ENTRIES PROVIDED:
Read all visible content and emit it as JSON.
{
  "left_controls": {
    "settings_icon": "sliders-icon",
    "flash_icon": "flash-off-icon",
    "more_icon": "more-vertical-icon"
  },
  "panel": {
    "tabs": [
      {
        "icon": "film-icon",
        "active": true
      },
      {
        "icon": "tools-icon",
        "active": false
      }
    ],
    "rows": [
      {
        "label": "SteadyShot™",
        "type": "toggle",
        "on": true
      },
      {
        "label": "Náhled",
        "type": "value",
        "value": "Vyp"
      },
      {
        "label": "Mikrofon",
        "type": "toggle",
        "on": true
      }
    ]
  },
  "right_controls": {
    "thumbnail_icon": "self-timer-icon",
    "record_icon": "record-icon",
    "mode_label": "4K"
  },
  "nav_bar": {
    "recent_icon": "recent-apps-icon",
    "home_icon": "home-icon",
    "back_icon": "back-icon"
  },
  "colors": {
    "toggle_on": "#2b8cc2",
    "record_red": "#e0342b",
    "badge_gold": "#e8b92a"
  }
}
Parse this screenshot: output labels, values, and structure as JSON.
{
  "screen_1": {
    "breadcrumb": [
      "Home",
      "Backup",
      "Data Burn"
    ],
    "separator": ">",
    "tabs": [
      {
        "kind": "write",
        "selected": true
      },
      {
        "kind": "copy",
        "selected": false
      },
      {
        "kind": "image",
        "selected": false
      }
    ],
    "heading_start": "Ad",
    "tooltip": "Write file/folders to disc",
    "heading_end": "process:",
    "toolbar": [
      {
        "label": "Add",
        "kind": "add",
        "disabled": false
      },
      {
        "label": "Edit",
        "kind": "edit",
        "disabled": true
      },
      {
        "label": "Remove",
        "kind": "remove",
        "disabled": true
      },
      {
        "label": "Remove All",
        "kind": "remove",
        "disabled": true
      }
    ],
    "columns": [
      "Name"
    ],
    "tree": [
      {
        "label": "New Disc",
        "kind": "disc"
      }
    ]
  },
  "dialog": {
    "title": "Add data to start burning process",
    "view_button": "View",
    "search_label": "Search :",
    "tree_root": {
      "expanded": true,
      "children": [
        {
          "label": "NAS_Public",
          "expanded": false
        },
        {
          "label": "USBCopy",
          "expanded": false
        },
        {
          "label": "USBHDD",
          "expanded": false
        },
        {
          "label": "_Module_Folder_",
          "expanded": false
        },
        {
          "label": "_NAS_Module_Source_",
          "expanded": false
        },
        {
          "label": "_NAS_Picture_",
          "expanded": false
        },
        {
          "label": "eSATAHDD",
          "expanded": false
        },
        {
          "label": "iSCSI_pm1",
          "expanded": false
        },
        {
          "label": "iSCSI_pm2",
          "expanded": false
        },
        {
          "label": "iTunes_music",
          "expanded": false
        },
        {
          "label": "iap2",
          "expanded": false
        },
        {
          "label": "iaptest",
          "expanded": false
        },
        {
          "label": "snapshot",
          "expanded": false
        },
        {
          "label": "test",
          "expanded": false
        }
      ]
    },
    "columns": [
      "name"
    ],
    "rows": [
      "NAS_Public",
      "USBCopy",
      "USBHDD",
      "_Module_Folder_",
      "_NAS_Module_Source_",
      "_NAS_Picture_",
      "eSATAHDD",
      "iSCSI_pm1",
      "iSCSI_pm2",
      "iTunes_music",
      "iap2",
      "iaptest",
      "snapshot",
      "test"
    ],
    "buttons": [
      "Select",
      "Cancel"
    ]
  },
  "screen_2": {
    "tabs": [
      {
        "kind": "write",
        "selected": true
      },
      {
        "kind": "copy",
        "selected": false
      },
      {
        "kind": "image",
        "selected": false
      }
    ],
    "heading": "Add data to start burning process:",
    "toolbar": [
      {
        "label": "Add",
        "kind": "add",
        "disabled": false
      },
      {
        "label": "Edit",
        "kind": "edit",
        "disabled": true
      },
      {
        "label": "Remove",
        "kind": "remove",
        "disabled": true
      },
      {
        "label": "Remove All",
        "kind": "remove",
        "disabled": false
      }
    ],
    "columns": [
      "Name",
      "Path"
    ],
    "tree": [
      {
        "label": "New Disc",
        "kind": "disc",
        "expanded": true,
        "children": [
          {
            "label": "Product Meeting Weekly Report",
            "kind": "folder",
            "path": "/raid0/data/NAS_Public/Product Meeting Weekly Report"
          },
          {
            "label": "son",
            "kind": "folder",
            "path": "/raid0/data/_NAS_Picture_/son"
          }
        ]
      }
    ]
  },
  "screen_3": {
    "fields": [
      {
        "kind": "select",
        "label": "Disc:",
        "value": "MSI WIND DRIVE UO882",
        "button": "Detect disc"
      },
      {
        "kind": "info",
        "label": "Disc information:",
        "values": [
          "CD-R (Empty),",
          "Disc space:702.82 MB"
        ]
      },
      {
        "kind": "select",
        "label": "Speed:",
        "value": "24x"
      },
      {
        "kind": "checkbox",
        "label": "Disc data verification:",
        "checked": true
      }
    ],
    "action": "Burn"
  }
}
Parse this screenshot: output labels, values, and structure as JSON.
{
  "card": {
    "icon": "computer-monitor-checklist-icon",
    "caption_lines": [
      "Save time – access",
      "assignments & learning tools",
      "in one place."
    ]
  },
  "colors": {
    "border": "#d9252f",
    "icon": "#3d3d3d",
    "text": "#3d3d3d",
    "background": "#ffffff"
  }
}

BRIEF:
Retype the data in full and match it exactly.

THE ANSWER:
Read all visible content and emit it as JSON.
{
  "left_controls": {
    "settings_icon": "sliders-icon",
    "flash_icon": "flash-off-icon",
    "more_icon": "more-vertical-icon"
  },
  "panel": {
    "tabs": [
      {
        "icon": "film-icon",
        "active": true
      },
      {
        "icon": "tools-icon",
        "active": false
      }
    ],
    "rows": [
      {
        "label": "SteadyShot™",
        "type": "toggle",
        "on": true
      },
      {
        "label": "Náhled",
        "type": "value",
        "value": "Vyp"
      },
      {
        "label": "Mikrofon",
        "type": "toggle",
        "on": true
      }
    ]
  },
  "right_controls": {
    "thumbnail_icon": "self-timer-icon",
    "record_icon": "record-icon",
    "mode_label": "4K"
  },
  "nav_bar": {
    "recent_icon": "recent-apps-icon",
    "home_icon": "home-icon",
    "back_icon": "back-icon"
  },
  "colors": {
    "toggle_on": "#2b8cc2",
    "record_red": "#e0342b",
    "badge_gold": "#e8b92a"
  }
}
Parse this screenshot: output labels, values, and structure as JSON.
{
  "screen_1": {
    "breadcrumb": [
      "Home",
      "Backup",
      "Data Burn"
    ],
    "separator": ">",
    "tabs": [
      {
        "kind": "write",
        "selected": true
      },
      {
        "kind": "copy",
        "selected": false
      },
      {
        "kind": "image",
        "selected": false
      }
    ],
    "heading_start": "Ad",
    "tooltip": "Write file/folders to disc",
    "heading_end": "process:",
    "toolbar": [
      {
        "label": "Add",
        "kind": "add",
        "disabled": false
      },
      {
        "label": "Edit",
        "kind": "edit",
        "disabled": true
      },
      {
        "label": "Remove",
        "kind": "remove",
        "disabled": true
      },
      {
        "label": "Remove All",
        "kind": "remove",
        "disabled": true
      }
    ],
    "columns": [
      "Name"
    ],
    "tree": [
      {
        "label": "New Disc",
        "kind": "disc"
      }
    ]
  },
  "dialog": {
    "title": "Add data to start burning process",
    "view_button": "View",
    "search_label": "Search :",
    "tree_root": {
      "expanded": true,
      "children": [
        {
          "label": "NAS_Public",
          "expanded": false
        },
        {
          "label": "USBCopy",
          "expanded": false
        },
        {
          "label": "USBHDD",
          "expanded": false
        },
        {
          "label": "_Module_Folder_",
          "expanded": false
        },
        {
          "label": "_NAS_Module_Source_",
          "expanded": false
        },
        {
          "label": "_NAS_Picture_",
          "expanded": false
        },
        {
          "label": "eSATAHDD",
          "expanded": false
        },
        {
          "label": "iSCSI_pm1",
          "expanded": false
        },
        {
          "label": "iSCSI_pm2",
          "expanded": false
        },
        {
          "label": "iTunes_music",
          "expanded": false
        },
        {
          "label": "iap2",
          "expanded": false
        },
        {
          "label": "iaptest",
          "expanded": false
        },
        {
          "label": "snapshot",
          "expanded": false
        },
        {
          "label": "test",
          "expanded": false
        }
      ]
    },
    "columns": [
      "name"
    ],
    "rows": [
      "NAS_Public",
      "USBCopy",
      "USBHDD",
      "_Module_Folder_",
      "_NAS_Module_Source_",
      "_NAS_Picture_",
      "eSATAHDD",
      "iSCSI_pm1",
      "iSCSI_pm2",
      "iTunes_music",
      "iap2",
      "iaptest",
      "snapshot",
      "test"
    ],
    "buttons": [
      "Select",
      "Cancel"
    ]
  },
  "screen_2": {
    "tabs": [
      {
        "kind": "write",
        "selected": true
      },
      {
        "kind": "copy",
        "selected": false
      },
      {
        "kind": "image",
        "selected": false
      }
    ],
    "heading": "Add data to start burning process:",
    "toolbar": [
      {
        "label": "Add",
        "kind": "add",
        "disabled": false
      },
      {
        "label": "Edit",
        "kind": "edit",
        "disabled": true
      },
      {
        "label": "Remove",
        "kind": "remove",
        "disabled": true
      },
      {
        "label": "Remove All",
        "kind": "remove",
        "disabled": false
      }
    ],
    "columns": [
      "Name",
      "Path"
    ],
    "tree": [
      {
        "label": "New Disc",
        "kind": "disc",
        "expanded": true,
        "children": [
          {
            "label": "Product Meeting Weekly Report",
            "kind": "folder",
            "path": "/raid0/data/NAS_Public/Product Meeting Weekly Report"
          },
          {
            "label": "son",
            "kind": "folder",
            "path": "/raid0/data/_NAS_Picture_/son"
          }
        ]
      }
    ]
  },
  "screen_3": {
    "fields": [
      {
        "kind": "select",
        "label": "Disc:",
        "value": "MSI WIND DRIVE UO882",
        "button": "Detect disc"
      },
      {
        "kind": "info",
        "label": "Disc information:",
        "values": [
          "CD-R (Empty),",
          "Disc space:702.82 MB"
        ]
      },
      {
        "kind": "select",
        "label": "Speed:",
        "value": "24x"
      },
      {
        "kind": "checkbox",
        "label": "Disc data verification:",
        "checked": true
      }
    ],
    "action": "Burn"
  }
}
Parse this screenshot: output labels, values, and structure as JSON.
{
  "card": {
    "icon": "computer-monitor-checklist-icon",
    "caption_lines": [
      "Save time – access",
      "assignments & learning tools",
      "in one place."
    ]
  },
  "colors": {
    "border": "#d9252f",
    "icon": "#3d3d3d",
    "text": "#3d3d3d",
    "background": "#ffffff"
  }
}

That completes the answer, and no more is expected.